§ What to do
Using the listing below, extract each line that has the word "this" in it.

§ Supplied material
####################
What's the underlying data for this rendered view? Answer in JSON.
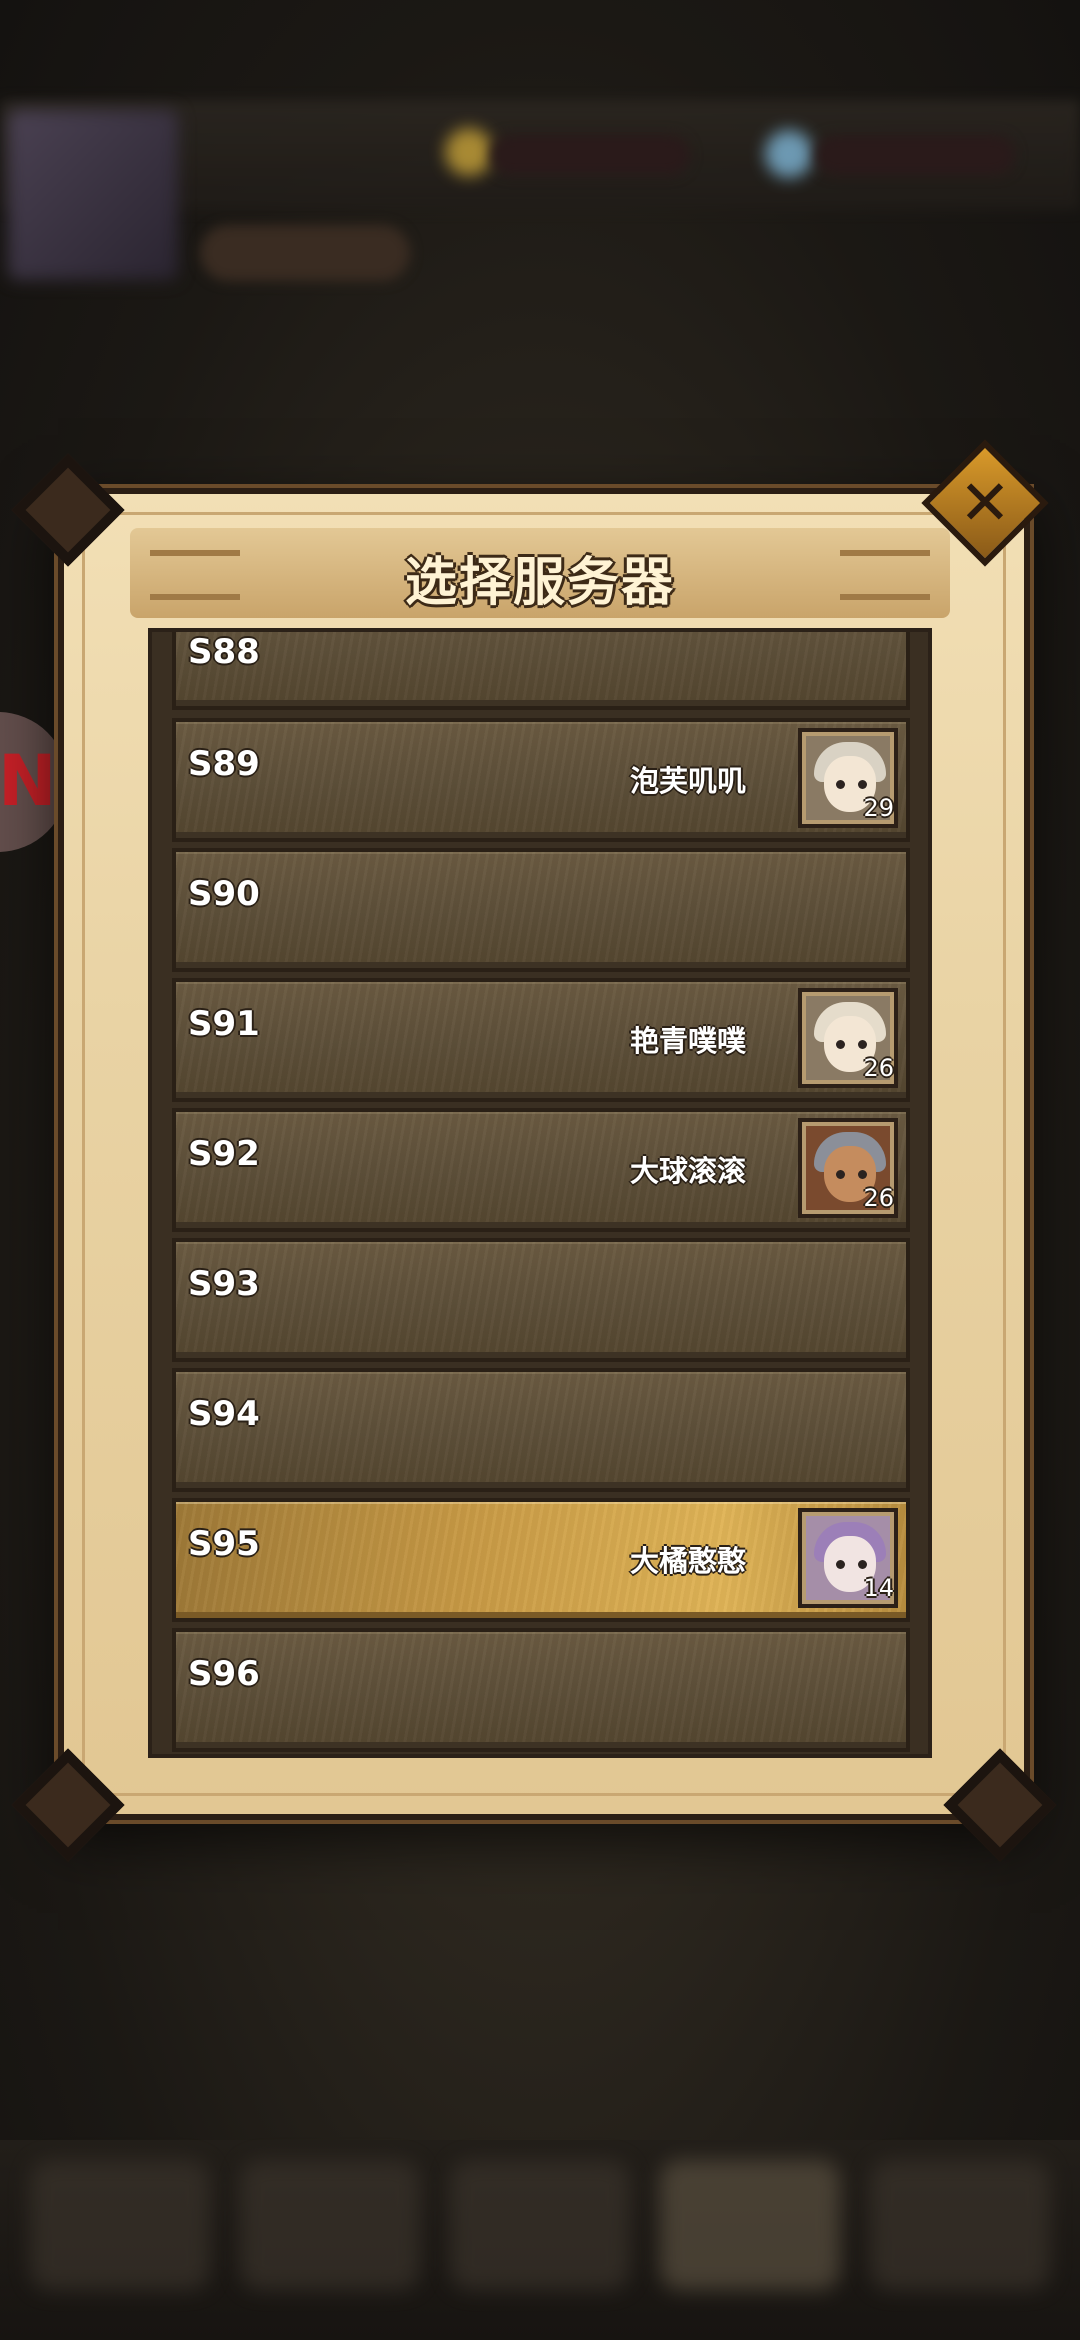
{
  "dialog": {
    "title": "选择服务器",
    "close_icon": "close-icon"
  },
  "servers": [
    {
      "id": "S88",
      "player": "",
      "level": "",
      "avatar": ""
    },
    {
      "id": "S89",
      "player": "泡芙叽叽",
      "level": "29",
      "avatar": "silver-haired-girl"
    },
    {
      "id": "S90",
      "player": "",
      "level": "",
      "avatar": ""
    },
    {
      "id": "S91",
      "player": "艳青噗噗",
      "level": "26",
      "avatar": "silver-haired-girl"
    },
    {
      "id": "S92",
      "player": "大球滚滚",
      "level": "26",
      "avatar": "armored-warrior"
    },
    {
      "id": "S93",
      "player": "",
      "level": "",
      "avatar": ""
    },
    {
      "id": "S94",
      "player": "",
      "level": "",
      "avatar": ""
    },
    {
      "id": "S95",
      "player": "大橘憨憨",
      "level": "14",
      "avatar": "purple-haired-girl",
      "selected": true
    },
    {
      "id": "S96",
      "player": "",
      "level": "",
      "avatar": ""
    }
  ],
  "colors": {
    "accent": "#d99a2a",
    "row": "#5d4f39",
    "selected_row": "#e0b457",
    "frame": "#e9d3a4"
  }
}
####################
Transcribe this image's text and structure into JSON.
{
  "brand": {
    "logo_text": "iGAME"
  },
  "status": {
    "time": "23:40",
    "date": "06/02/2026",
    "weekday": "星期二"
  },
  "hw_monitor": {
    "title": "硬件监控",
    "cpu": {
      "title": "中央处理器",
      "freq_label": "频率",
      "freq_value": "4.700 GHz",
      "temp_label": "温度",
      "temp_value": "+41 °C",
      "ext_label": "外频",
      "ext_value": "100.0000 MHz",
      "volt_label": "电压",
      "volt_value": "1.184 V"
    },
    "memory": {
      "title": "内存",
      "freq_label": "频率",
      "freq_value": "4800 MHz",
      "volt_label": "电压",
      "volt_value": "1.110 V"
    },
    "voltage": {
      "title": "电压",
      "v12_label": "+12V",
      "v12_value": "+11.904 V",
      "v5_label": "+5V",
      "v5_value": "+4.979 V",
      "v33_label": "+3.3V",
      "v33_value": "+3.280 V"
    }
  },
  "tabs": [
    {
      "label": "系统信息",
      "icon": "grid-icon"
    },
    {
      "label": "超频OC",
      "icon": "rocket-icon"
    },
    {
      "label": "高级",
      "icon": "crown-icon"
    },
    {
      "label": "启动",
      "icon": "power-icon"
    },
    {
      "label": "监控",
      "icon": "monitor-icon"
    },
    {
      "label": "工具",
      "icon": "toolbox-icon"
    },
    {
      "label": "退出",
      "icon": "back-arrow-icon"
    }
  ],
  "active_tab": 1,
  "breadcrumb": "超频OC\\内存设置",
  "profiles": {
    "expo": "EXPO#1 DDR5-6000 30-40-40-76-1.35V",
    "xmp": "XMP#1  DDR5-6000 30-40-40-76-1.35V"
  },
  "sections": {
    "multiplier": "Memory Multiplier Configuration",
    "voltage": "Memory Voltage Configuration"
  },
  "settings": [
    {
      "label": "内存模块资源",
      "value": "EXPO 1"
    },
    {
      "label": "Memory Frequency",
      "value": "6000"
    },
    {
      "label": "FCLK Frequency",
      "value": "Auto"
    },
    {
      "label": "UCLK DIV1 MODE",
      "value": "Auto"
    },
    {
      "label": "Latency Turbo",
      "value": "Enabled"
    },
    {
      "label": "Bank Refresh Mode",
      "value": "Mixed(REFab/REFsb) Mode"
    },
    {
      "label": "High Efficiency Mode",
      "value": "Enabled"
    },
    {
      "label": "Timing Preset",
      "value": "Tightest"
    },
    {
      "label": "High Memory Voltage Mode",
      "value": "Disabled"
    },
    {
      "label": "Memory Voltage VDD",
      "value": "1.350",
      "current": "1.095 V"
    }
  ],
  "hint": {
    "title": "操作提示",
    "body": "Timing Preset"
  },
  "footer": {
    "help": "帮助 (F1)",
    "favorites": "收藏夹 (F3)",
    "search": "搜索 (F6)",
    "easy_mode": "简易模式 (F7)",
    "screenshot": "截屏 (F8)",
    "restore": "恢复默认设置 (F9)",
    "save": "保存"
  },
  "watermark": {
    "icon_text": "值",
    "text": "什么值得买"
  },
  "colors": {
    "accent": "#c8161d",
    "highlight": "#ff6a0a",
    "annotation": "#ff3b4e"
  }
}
####################
§ Response to the exercise
What's the underlying data for this rendered view? Answer in JSON.
Transcribe this image's text and structure into JSON.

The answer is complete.